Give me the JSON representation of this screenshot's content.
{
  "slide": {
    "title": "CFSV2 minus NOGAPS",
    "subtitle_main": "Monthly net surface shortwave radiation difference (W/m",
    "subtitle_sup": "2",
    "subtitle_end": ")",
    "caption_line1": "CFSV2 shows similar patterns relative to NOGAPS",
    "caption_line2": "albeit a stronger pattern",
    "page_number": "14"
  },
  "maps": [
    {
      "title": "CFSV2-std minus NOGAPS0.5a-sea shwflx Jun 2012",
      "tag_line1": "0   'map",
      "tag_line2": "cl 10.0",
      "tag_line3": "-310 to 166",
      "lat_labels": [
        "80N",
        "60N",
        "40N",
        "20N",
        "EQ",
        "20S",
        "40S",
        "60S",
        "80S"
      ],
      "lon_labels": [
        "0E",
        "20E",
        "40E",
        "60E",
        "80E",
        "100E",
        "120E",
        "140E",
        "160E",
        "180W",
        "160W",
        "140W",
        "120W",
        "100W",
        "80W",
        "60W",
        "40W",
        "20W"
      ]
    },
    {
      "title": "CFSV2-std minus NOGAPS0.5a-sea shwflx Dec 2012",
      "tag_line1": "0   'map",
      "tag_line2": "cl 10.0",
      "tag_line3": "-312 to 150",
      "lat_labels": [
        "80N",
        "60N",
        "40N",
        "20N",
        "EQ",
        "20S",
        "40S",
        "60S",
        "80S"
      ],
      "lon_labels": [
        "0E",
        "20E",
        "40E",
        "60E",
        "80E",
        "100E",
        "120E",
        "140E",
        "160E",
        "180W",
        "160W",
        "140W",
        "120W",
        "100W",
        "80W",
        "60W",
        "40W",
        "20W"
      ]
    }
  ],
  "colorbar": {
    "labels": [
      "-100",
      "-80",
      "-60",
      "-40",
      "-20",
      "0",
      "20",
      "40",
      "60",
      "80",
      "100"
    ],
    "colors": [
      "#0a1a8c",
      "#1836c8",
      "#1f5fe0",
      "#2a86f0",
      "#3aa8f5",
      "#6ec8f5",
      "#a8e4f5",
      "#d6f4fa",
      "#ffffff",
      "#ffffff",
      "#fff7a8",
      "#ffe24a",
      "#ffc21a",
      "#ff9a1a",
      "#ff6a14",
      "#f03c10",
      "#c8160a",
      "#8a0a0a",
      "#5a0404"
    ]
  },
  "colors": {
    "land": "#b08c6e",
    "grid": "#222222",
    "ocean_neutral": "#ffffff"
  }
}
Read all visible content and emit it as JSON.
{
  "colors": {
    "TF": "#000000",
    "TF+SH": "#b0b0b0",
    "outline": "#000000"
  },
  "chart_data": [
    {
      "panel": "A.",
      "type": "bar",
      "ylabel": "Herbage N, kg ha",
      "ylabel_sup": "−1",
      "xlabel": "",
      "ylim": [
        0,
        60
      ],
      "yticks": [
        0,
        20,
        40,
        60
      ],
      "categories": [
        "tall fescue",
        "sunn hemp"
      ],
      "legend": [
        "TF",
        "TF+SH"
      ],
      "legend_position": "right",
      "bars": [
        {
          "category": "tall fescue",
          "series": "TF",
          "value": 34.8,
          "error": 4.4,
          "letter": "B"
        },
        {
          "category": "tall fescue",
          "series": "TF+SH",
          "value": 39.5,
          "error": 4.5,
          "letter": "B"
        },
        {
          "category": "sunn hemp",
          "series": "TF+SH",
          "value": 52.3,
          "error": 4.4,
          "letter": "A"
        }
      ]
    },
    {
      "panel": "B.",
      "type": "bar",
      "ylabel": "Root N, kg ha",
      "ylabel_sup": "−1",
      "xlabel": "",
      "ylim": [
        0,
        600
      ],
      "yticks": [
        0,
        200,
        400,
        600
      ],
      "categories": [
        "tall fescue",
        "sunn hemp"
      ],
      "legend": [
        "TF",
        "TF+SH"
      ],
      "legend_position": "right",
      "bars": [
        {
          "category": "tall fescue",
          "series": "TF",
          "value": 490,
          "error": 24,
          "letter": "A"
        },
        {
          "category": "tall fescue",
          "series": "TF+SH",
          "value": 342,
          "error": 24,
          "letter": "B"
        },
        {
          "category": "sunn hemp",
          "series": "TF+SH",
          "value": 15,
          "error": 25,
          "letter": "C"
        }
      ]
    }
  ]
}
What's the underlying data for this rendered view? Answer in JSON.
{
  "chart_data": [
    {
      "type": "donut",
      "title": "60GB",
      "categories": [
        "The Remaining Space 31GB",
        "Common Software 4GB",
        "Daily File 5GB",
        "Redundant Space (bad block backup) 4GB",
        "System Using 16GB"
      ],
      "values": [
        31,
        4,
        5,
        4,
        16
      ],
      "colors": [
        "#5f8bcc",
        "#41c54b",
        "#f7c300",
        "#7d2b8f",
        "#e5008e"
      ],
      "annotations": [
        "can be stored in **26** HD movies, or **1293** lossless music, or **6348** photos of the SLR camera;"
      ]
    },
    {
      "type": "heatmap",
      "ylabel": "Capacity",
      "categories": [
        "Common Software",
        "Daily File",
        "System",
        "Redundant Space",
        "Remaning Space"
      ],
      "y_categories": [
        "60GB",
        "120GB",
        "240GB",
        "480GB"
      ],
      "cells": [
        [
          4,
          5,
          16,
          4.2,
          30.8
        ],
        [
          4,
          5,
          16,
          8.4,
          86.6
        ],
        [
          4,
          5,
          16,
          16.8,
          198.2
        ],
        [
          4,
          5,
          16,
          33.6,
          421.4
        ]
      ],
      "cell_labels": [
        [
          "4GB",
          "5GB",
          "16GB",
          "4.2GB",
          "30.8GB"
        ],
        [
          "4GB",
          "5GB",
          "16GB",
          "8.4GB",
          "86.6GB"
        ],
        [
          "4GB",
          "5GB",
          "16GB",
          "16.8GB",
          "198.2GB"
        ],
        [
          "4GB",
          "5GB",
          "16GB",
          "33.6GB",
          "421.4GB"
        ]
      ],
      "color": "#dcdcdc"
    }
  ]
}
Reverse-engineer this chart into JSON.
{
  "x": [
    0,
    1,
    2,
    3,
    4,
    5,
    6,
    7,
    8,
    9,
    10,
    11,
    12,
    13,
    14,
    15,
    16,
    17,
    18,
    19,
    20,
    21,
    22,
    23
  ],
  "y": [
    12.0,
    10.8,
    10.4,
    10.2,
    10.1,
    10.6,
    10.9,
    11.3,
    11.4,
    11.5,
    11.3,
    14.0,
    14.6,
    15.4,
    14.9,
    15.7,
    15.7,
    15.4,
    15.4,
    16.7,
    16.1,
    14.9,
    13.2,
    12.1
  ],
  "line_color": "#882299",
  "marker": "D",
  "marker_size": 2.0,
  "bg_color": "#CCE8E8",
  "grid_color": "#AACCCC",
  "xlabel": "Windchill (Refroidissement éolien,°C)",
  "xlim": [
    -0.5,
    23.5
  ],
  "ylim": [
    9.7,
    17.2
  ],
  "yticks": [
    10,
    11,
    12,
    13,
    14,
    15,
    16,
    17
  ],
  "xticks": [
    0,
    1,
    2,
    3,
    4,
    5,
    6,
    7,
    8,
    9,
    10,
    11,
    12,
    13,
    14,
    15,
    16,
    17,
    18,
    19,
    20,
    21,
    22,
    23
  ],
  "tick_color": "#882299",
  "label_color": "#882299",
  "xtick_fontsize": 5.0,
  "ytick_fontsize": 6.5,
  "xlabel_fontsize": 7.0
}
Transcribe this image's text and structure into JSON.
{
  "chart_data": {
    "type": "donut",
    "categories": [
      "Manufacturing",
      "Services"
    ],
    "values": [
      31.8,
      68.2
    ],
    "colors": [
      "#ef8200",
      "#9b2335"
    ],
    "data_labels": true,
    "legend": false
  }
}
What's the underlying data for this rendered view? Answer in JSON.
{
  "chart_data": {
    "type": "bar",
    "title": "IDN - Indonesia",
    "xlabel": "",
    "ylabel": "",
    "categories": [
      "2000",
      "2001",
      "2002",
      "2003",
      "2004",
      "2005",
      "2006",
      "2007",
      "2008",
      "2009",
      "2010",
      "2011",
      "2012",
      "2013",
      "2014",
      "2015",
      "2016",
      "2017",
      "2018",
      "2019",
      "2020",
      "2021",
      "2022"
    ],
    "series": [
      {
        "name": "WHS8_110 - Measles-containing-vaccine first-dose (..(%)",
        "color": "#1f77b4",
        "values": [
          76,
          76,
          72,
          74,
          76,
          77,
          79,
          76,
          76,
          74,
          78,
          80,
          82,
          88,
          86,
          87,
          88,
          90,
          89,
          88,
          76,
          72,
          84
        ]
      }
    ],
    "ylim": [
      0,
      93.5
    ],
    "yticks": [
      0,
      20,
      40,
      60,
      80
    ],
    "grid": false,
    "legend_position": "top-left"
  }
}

========================================================================

## [What you have to do]
Retype nothing except the lines from the line holding "Transcribe this image's" through the last line of the entries, both included.

## [Task solution]
Transcribe this image's text and structure into JSON.
{
  "chart_data": {
    "type": "donut",
    "categories": [
      "Manufacturing",
      "Services"
    ],
    "values": [
      31.8,
      68.2
    ],
    "colors": [
      "#ef8200",
      "#9b2335"
    ],
    "data_labels": true,
    "legend": false
  }
}
What's the underlying data for this rendered view? Answer in JSON.
{
  "chart_data": {
    "type": "bar",
    "title": "IDN - Indonesia",
    "xlabel": "",
    "ylabel": "",
    "categories": [
      "2000",
      "2001",
      "2002",
      "2003",
      "2004",
      "2005",
      "2006",
      "2007",
      "2008",
      "2009",
      "2010",
      "2011",
      "2012",
      "2013",
      "2014",
      "2015",
      "2016",
      "2017",
      "2018",
      "2019",
      "2020",
      "2021",
      "2022"
    ],
    "series": [
      {
        "name": "WHS8_110 - Measles-containing-vaccine first-dose (..(%)",
        "color": "#1f77b4",
        "values": [
          76,
          76,
          72,
          74,
          76,
          77,
          79,
          76,
          76,
          74,
          78,
          80,
          82,
          88,
          86,
          87,
          88,
          90,
          89,
          88,
          76,
          72,
          84
        ]
      }
    ],
    "ylim": [
      0,
      93.5
    ],
    "yticks": [
      0,
      20,
      40,
      60,
      80
    ],
    "grid": false,
    "legend_position": "top-left"
  }
}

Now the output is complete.